Your objective
Below are the records; locate each line with the word "thác" and copy it.

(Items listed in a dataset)
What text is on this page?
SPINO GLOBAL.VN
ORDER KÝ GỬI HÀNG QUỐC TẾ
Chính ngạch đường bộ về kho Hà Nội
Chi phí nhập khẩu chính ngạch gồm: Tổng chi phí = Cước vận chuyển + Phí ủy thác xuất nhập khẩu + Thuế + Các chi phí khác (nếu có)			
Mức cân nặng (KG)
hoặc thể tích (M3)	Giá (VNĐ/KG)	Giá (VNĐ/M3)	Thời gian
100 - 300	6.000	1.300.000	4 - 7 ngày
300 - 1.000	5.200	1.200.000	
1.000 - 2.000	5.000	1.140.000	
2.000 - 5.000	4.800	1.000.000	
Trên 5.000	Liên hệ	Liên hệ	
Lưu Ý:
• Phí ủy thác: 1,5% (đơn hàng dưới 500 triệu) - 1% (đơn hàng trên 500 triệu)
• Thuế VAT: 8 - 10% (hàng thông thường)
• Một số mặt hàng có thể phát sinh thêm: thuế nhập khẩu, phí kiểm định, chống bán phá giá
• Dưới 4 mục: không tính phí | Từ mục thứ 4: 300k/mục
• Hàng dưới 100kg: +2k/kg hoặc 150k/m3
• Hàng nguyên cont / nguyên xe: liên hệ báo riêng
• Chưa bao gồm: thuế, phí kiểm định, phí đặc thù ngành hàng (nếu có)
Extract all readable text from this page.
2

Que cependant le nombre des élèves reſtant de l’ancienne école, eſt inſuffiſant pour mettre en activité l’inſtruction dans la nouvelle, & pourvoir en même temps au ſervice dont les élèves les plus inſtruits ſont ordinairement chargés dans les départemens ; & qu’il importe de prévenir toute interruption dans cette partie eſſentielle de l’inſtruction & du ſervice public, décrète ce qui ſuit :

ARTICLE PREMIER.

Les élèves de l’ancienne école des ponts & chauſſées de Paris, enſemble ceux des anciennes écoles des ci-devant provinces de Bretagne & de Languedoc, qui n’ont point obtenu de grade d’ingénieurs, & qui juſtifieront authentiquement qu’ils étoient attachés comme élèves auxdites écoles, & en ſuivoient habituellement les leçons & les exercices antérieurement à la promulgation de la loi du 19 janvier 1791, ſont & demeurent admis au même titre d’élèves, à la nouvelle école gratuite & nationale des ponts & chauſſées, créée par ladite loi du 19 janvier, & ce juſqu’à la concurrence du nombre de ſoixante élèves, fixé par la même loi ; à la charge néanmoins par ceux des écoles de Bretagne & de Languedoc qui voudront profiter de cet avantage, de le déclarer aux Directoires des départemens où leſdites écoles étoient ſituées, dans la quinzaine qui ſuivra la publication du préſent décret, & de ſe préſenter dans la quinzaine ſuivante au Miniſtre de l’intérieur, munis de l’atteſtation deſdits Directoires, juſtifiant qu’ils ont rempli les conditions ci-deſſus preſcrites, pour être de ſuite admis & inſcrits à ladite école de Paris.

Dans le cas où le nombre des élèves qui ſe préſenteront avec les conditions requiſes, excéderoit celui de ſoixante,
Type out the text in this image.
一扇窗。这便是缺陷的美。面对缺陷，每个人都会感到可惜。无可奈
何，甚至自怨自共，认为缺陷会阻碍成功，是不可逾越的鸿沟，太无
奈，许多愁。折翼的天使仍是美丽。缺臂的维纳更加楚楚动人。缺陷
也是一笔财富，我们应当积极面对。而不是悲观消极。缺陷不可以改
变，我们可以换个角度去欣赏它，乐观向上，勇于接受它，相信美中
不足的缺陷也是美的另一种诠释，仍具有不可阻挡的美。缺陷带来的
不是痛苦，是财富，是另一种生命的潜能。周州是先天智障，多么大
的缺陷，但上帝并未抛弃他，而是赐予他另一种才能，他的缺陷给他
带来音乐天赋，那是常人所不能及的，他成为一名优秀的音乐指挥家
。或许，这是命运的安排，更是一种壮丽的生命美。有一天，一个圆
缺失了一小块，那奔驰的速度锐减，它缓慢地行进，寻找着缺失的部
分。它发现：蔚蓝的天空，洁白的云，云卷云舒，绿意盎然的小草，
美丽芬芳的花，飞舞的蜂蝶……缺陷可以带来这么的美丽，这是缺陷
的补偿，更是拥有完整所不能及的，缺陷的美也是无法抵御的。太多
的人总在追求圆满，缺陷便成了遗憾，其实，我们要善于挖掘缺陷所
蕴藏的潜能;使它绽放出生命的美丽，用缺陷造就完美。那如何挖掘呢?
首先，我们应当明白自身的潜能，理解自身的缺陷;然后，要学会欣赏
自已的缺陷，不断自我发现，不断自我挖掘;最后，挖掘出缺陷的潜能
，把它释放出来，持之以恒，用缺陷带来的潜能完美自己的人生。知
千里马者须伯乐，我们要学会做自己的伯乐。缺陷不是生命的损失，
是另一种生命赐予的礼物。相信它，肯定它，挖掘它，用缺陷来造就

Task response
Chi phí nhập khẩu chính ngạch gồm: Tổng chi phí = Cước vận chuyển + Phí ủy thác xuất nhập khẩu + Thuế + Các chi phí khác (nếu có)			
• Phí ủy thác: 1,5% (đơn hàng dưới 500 triệu) - 1% (đơn hàng trên 500 triệu)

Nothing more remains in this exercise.